What you need to do: Determine how many lines of the data below contain "should", then give only that number.
#### Provided records
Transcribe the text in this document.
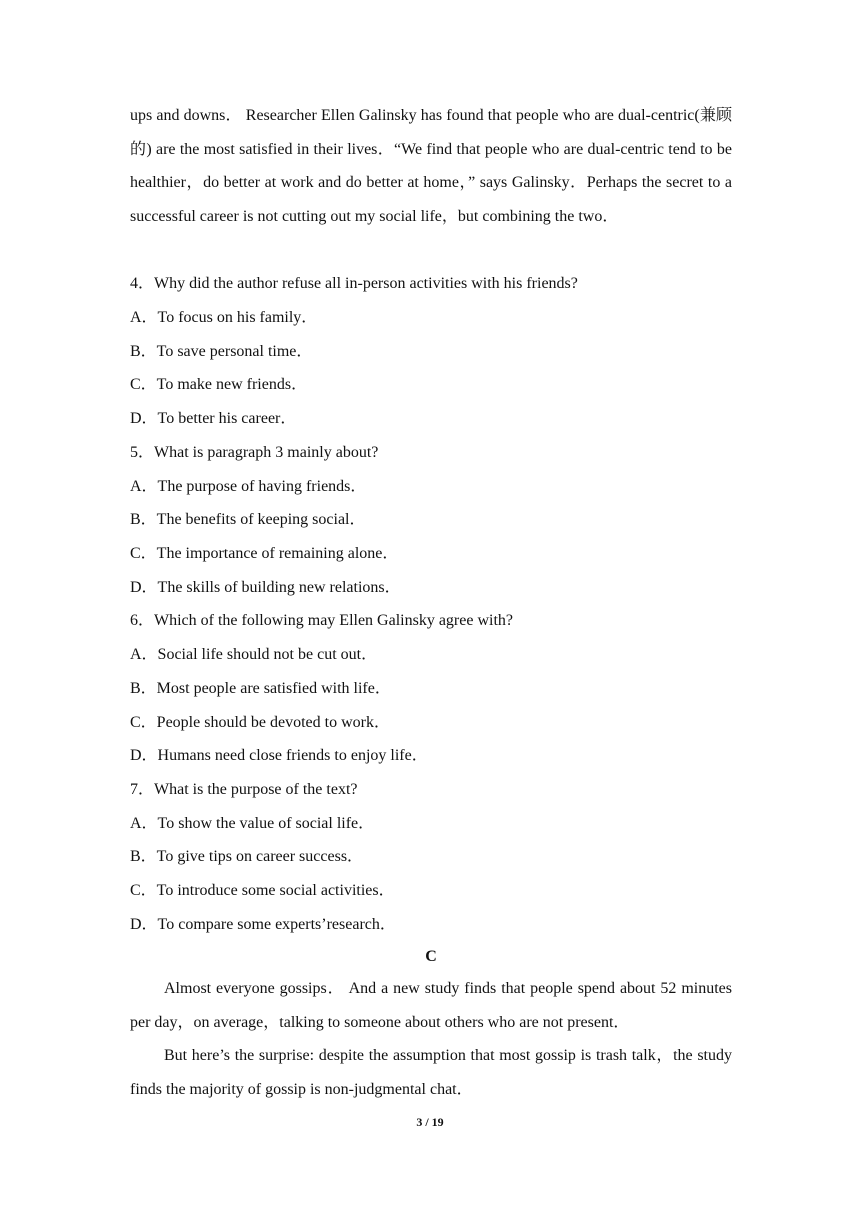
ups and downs． Researcher Ellen Galinsky has found that people who are dual-centric(兼顾的) are the most satisfied in their lives．“We find that people who are dual-centric tend to be healthier，do better at work and do better at home，” says Galinsky．Perhaps the secret to a successful career is not cutting out my social life，but combining the two．

4．Why did the author refuse all in-person activities with his friends?

A．To focus on his family．

B．To save personal time．

C．To make new friends．

D．To better his career．

5．What is paragraph 3 mainly about?

A．The purpose of having friends．

B．The benefits of keeping social．

C．The importance of remaining alone．

D．The skills of building new relations．

6．Which of the following may Ellen Galinsky agree with?

A．Social life should not be cut out．

B．Most people are satisfied with life．

C．People should be devoted to work．

D．Humans need close friends to enjoy life．

7．What is the purpose of the text?

A．To show the value of social life．

B．To give tips on career success．

C．To introduce some social activities．

D．To compare some experts’research．

C

Almost everyone gossips． And a new study finds that people spend about 52 minutes per day，on average，talking to someone about others who are not present．

But here’s the surprise: despite the assumption that most gossip is trash talk，the study finds the majority of gossip is non-judgmental chat．

3 / 19
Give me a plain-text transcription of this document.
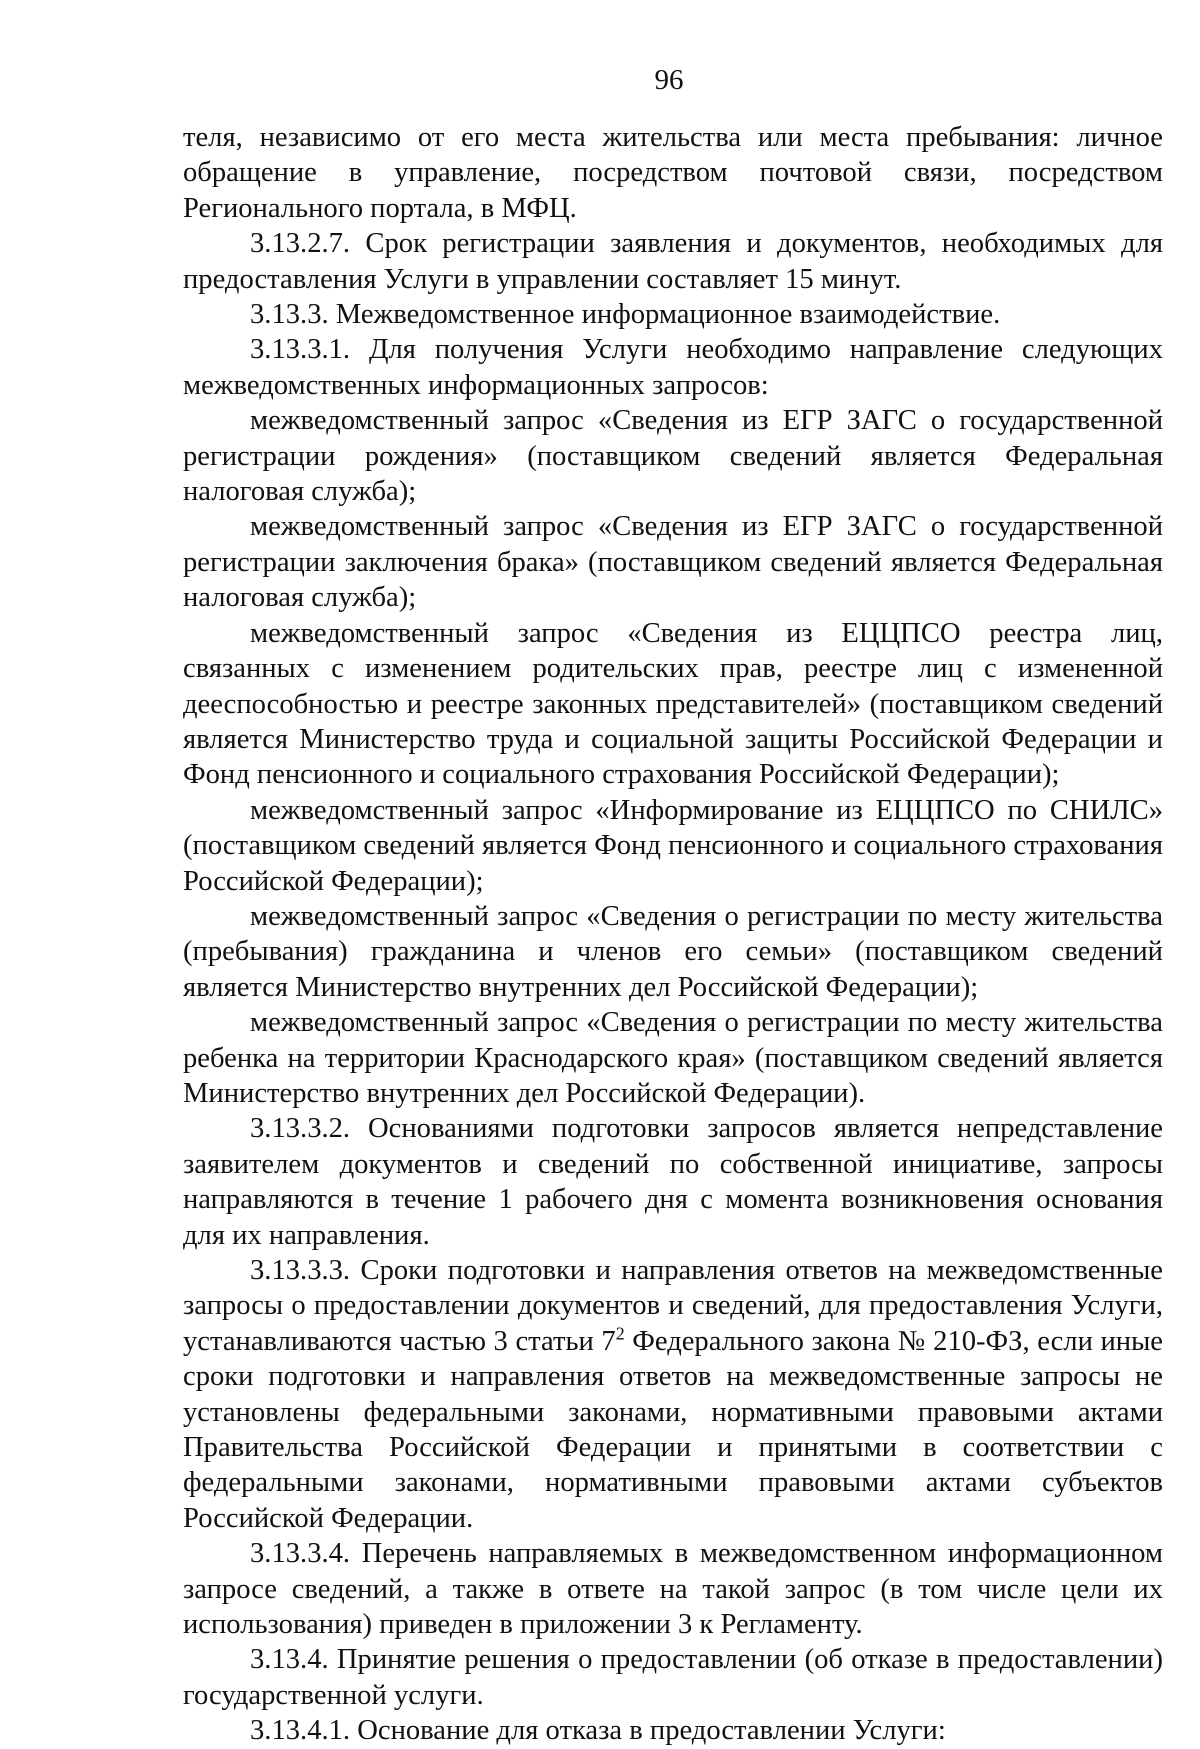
96

теля, независимо от его места жительства или места пребывания: личное обращение в управление, посредством почтовой связи, посредством Регионального портала, в МФЦ.

3.13.2.7. Срок регистрации заявления и документов, необходимых для предоставления Услуги в управлении составляет 15 минут.

3.13.3. Межведомственное информационное взаимодействие.

3.13.3.1. Для получения Услуги необходимо направление следующих межведомственных информационных запросов:

межведомственный запрос «Сведения из ЕГР ЗАГС о государственной регистрации рождения» (поставщиком сведений является Федеральная налоговая служба);

межведомственный запрос «Сведения из ЕГР ЗАГС о государственной регистрации заключения брака» (поставщиком сведений является Федеральная налоговая служба);

межведомственный запрос «Сведения из ЕЦЦПСО реестра лиц, связанных с изменением родительских прав, реестре лиц с измененной дееспособностью и реестре законных представителей» (поставщиком сведений является Министерство труда и социальной защиты Российской Федерации и Фонд пенсионного и социального страхования Российской Федерации);

межведомственный запрос «Информирование из ЕЦЦПСО по СНИЛС» (поставщиком сведений является Фонд пенсионного и социального страхования Российской Федерации);

межведомственный запрос «Сведения о регистрации по месту жительства (пребывания) гражданина и членов его семьи» (поставщиком сведений является Министерство внутренних дел Российской Федерации);

межведомственный запрос «Сведения о регистрации по месту жительства ребенка на территории Краснодарского края» (поставщиком сведений является Министерство внутренних дел Российской Федерации).

3.13.3.2. Основаниями подготовки запросов является непредставление заявителем документов и сведений по собственной инициативе, запросы направляются в течение 1 рабочего дня с момента возникновения основания для их направления.

3.13.3.3. Сроки подготовки и направления ответов на межведомственные запросы о предоставлении документов и сведений, для предоставления Услуги, устанавливаются частью 3 статьи $7^2$ Федерального закона № 210-ФЗ, если иные сроки подготовки и направления ответов на межведомственные запросы не установлены федеральными законами, нормативными правовыми актами Правительства Российской Федерации и принятыми в соответствии с федеральными законами, нормативными правовыми актами субъектов Российской Федерации.

3.13.3.4. Перечень направляемых в межведомственном информационном запросе сведений, а также в ответе на такой запрос (в том числе цели их использования) приведен в приложении 3 к Регламенту.

3.13.4. Принятие решения о предоставлении (об отказе в предоставлении) государственной услуги.

3.13.4.1. Основание для отказа в предоставлении Услуги:
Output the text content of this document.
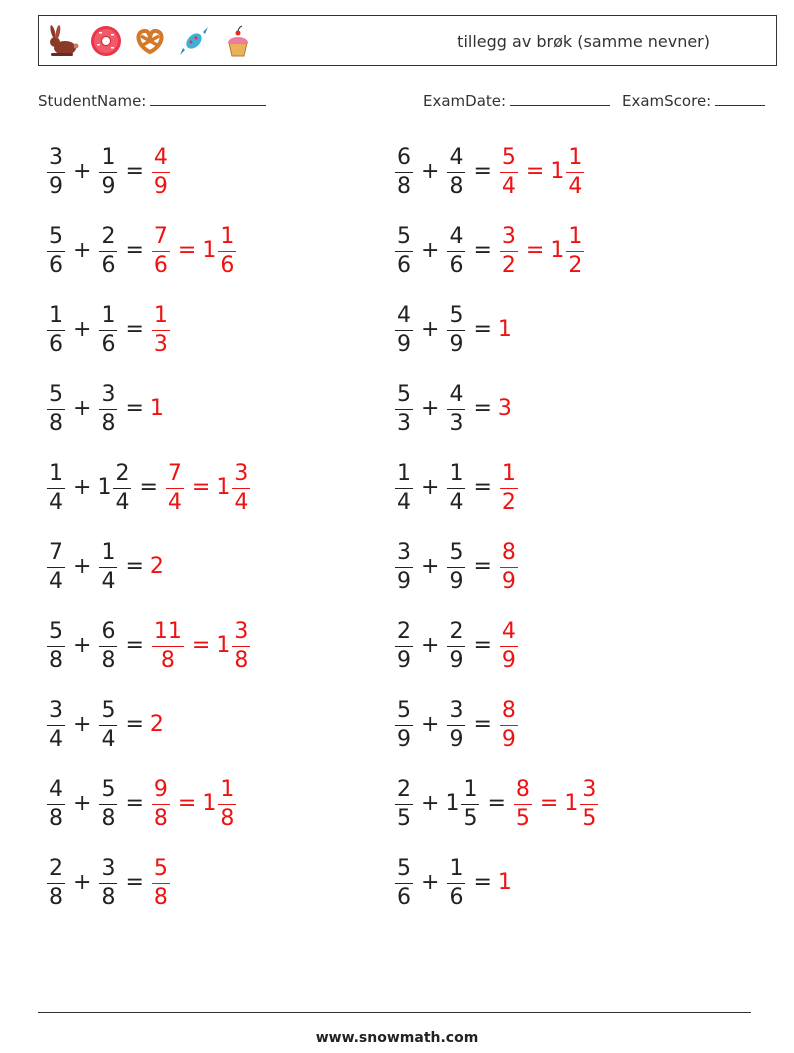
tillegg av brøk (samme nevner)
StudentName:	ExamDate:	ExamScore:
$\frac{3}{9} + \frac{1}{9} = \frac{4}{9}$	$\frac{6}{8} + \frac{4}{8} = \frac{5}{4} = 1 \frac{1}{4}$
$\frac{5}{6} + \frac{2}{6} = \frac{7}{6} = 1 \frac{1}{6}$	$\frac{5}{6} + \frac{4}{6} = \frac{3}{2} = 1 \frac{1}{2}$
$\frac{1}{6} + \frac{1}{6} = \frac{1}{3}$	$\frac{4}{9} + \frac{5}{9} = 1$
$\frac{5}{8} + \frac{3}{8} = 1$	$\frac{5}{3} + \frac{4}{3} = 3$
$\frac{1}{4} + 1 \frac{2}{4} = \frac{7}{4} = 1 \frac{3}{4}$	$\frac{1}{4} + \frac{1}{4} = \frac{1}{2}$
$\frac{7}{4} + \frac{1}{4} = 2$	$\frac{3}{9} + \frac{5}{9} = \frac{8}{9}$
$\frac{5}{8} + \frac{6}{8} = \frac{11}{8} = 1 \frac{3}{8}$	$\frac{2}{9} + \frac{2}{9} = \frac{4}{9}$
$\frac{3}{4} + \frac{5}{4} = 2$	$\frac{5}{9} + \frac{3}{9} = \frac{8}{9}$
$\frac{4}{8} + \frac{5}{8} = \frac{9}{8} = 1 \frac{1}{8}$	$\frac{2}{5} + 1 \frac{1}{5} = \frac{8}{5} = 1 \frac{3}{5}$
$\frac{2}{8} + \frac{3}{8} = \frac{5}{8}$	$\frac{5}{6} + \frac{1}{6} = 1$
www.snowmath.com
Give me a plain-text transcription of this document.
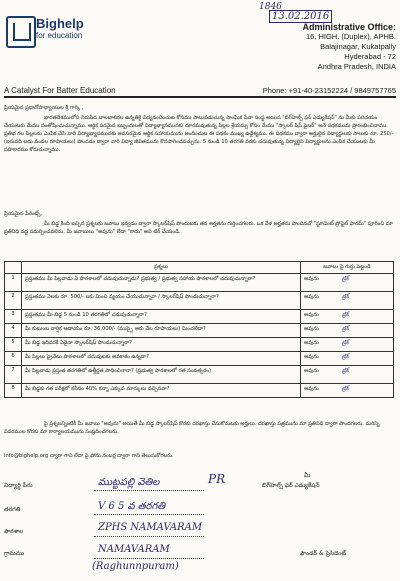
Bighelp
for education
1846
13.02.2016
Administrative Office:
16, HIGH. (Duplex), APHB.
Balajinagar, Kukatpally
Hyderabad - 72
Andhra Pradesh, INDIA
A Catalyst For Batter Education	Phone: +91-40-23152224 / 9849757765
ప్రియమైన ప్రధానోపాధ్యాయుల శ్రీ గార్కి ,
భారతదేశములోని నిరుపేద బాలబాలికల ఉన్నతికై విద్యనందించుట కోసము పాటుపడుచున్న సాంఘిక సేవా సంస్థ అయిన "బిగ్‌హెల్ప్ ఫర్ ఎడ్యుకేషన్" ను మీకు పరిచయం చేయుటకు మేము సంతోషించుచున్నాము. ఆర్థిక పరమైన ఇబ్బందులతో విద్యాభ్యాసమునకు దూరమవుతున్న పిల్లల శ్రేయస్సు కోసం మేము "స్కాలర్ షిప్ ఫైబర్" అనే పథకమును ప్రారంభించినాము. ప్రతిభ గల పిల్లలను ఎంపిక చేసి వారి విద్యాభ్యాసమునకు అవసరమైన ఆర్థిక సహాయమును అందించుట ఈ పథకం ముఖ్య ఉద్దేశ్యము. ఈ పథకము ద్వారా అర్హులైన విద్యార్థులకు సాలుకు రూ. 250/- (ఇరువది ఐదు వందల రూపాయలు) పొందడం ద్వారా వారి విద్యా జీవితమును కొనసాగించవచ్చును. 5 నుండి 10 తరగతి వరకు చదువుతున్న విద్యార్థిని విద్యార్థులను ఎంపిక చేయుటకు మీ సహకారము కోరుచున్నాము.
ప్రియమైన పేరెంట్స్,
మీ బిడ్డ కింది ఇచ్చిన ప్రశ్నలకు జవాబు ఇవ్వడం ద్వారా స్కాలర్‌షిప్ పొందుటకు తన అర్హతను గుర్తించగలరు. ఒక వేళ అర్హతను పొందినచో "స్టూడెంట్ ప్రోఫైల్ ఫారమ్" పూరించి మా ప్రతినిధి వద్ద సమర్పించవలెను. మీ జవాబులు "అవును" లేదా "కాదు" అని టిక్ చేయండి.
	ప్రశ్నలు	జవాబు పై గుర్తు పెట్టండి
1	ప్రస్తుతము మీ పిల్లవాడు ఏ పాఠశాలలో చదువుచున్నాడు? ప్రభుత్వ / ప్రభుత్వ సహాయ పాఠశాలలో చదువుచున్నారా?	అవును ట్రిక్
2	ప్రస్తుతము నెలకు రూ. 500/- లకు మించి వ్యయం చేయుచున్నారా / స్కాలర్‌షిప్ పొందుచున్నారా?	అవును ట్రిక్
3	ప్రస్తుతము మీ బిడ్డ 5 నుండి 10 తరగతిలో చదువుచున్నారా?	అవును ట్రిక్
4	మీ కుటుంబ వార్షిక ఆదాయం రూ. 36,000/- (ముప్పై ఆరు వేల రూపాయలు) మించలేదా?	అవును ట్రిక్
5	మీ బిడ్డ ఇదివరకే ఏదైనా స్కాలర్‌షిప్ పొందుచున్నారా?	అవును ట్రిక్
6	మీ పిల్లలు ప్రైవేటు పాఠశాలలో చదువుటకు అవకాశం ఉన్నదా?	అవును ట్రిక్
7	మీ పిల్లవాడు ప్రస్తుత తరగతిలో ఉత్తీర్ణత సాధించినారా? (ప్రభుత్వ పాఠశాలలో గత సంవత్సరం)	అవును ట్రిక్
8	మీ బిడ్డకు గత పరీక్షలో కనీసం 40% కన్నా ఎక్కువ మార్కులు వచ్చినవా?	అవును ట్రిక్
పై ప్రశ్నలన్నింటికీ మీ జవాబు "అవును" అయితే మీ బిడ్డ స్కాలర్‌షిప్ కొరకు దరఖాస్తు చేసుకొనుటకు అర్హులు. దరఖాస్తు పత్రమును మా ప్రతినిధి ద్వారా పొందగలరు. మరిన్ని వివరముల కొరకు మా కార్యాలయమును సంప్రదించగలరు.
info@bighelp.org ద్వారా గాని లేదా పై ఫోను నంబర్ల ద్వారా గాని తెలుసుకోగలరు.
విద్యార్థి పేరు	ముట్టపల్లి వెతిల
తరగతి	V 6 5 వ తరగతి
పాఠశాల	ZPHS NAMAVARAM
గ్రామము	NAMAVARAM
(Raghunnpuram)
PR	మీ
బిగ్‌హెల్ప్ ఫర్ ఎడ్యుకేషన్
ఫౌండర్ & ప్రెసిడెంట్
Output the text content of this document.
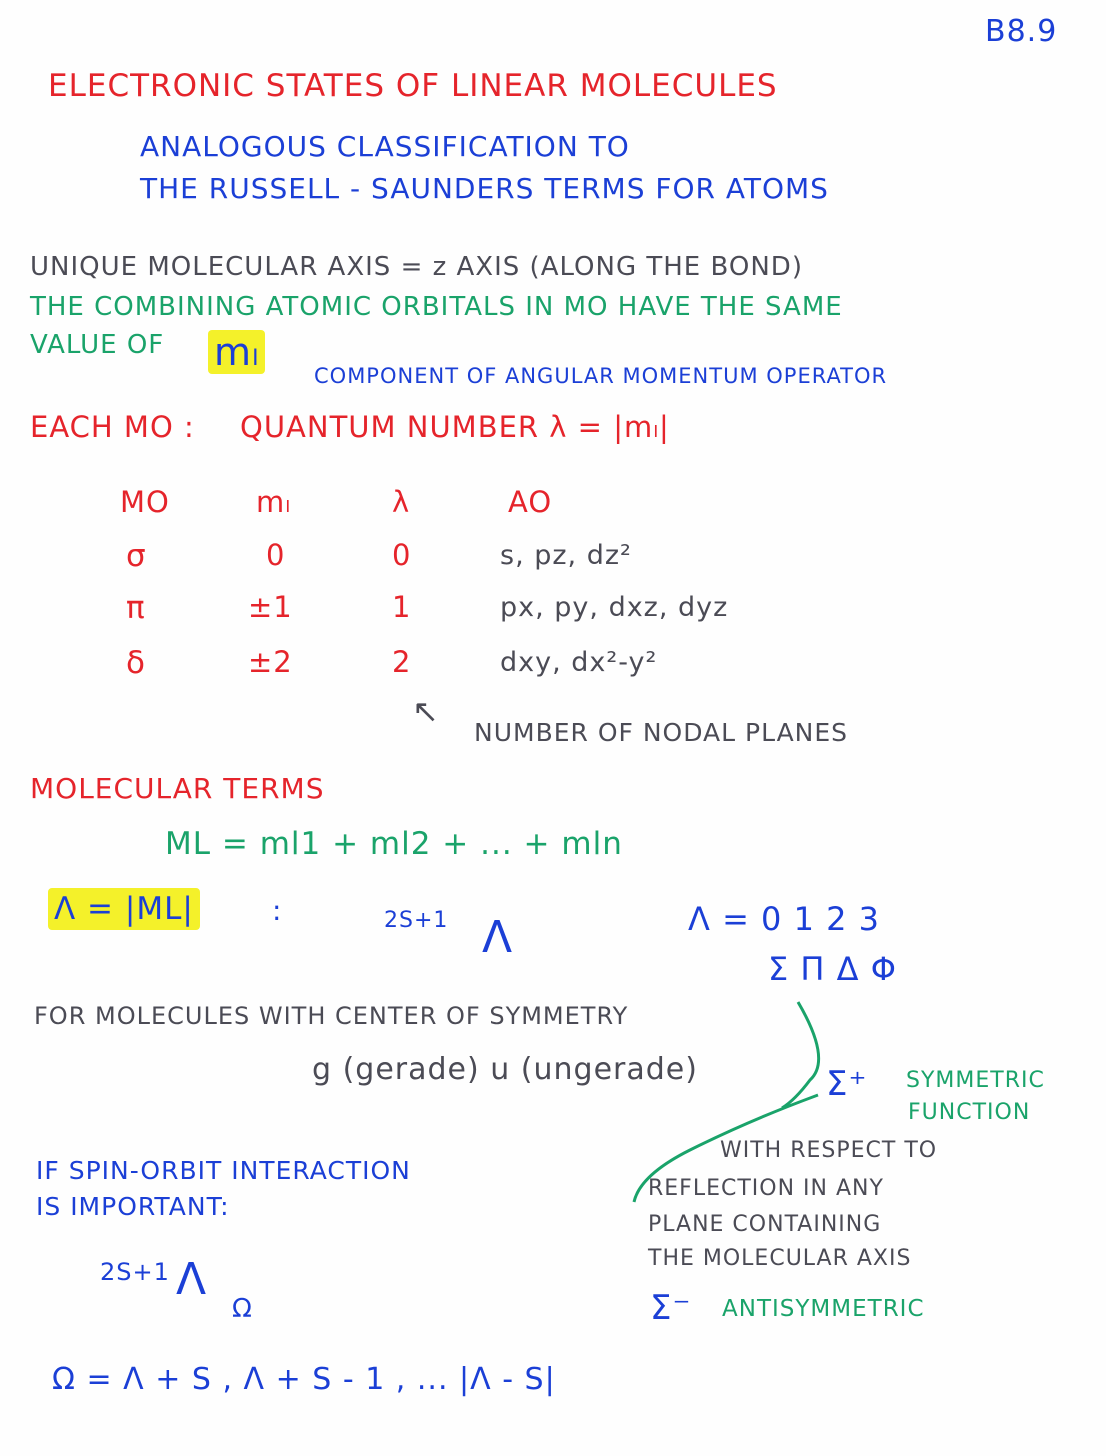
B8.9
ELECTRONIC STATES OF LINEAR MOLECULES
ANALOGOUS CLASSIFICATION TO
THE RUSSELL - SAUNDERS TERMS FOR ATOMS
UNIQUE MOLECULAR AXIS = z AXIS (ALONG THE BOND)
THE COMBINING ATOMIC ORBITALS IN MO HAVE THE SAME
VALUE OF mₗ
COMPONENT OF ANGULAR MOMENTUM OPERATOR
EACH MO : QUANTUM NUMBER λ = |mₗ|
MO	mₗ	λ	AO
σ	0	0	s, pz, dz²
π	±1	1	px, py, dxz, dyz
δ	±2	2	dxy, dx²-y²
↖
NUMBER OF NODAL PLANES
MOLECULAR TERMS
ML = ml1 + ml2 + ... + mln
Λ = |ML|	:	2S+1 Λ	Λ = 0 1 2 3
Σ Π Δ Φ
FOR MOLECULES WITH CENTER OF SYMMETRY
g (gerade) u (ungerade)	Σ⁺ SYMMETRIC
FUNCTION
WITH RESPECT TO
REFLECTION IN ANY
PLANE CONTAINING
THE MOLECULAR AXIS
Σ⁻ ANTISYMMETRIC
IF SPIN-ORBIT INTERACTION
IS IMPORTANT:
2S+1 Λ
Ω
Ω = Λ + S , Λ + S - 1 , ... |Λ - S|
########
Completed exercise: 2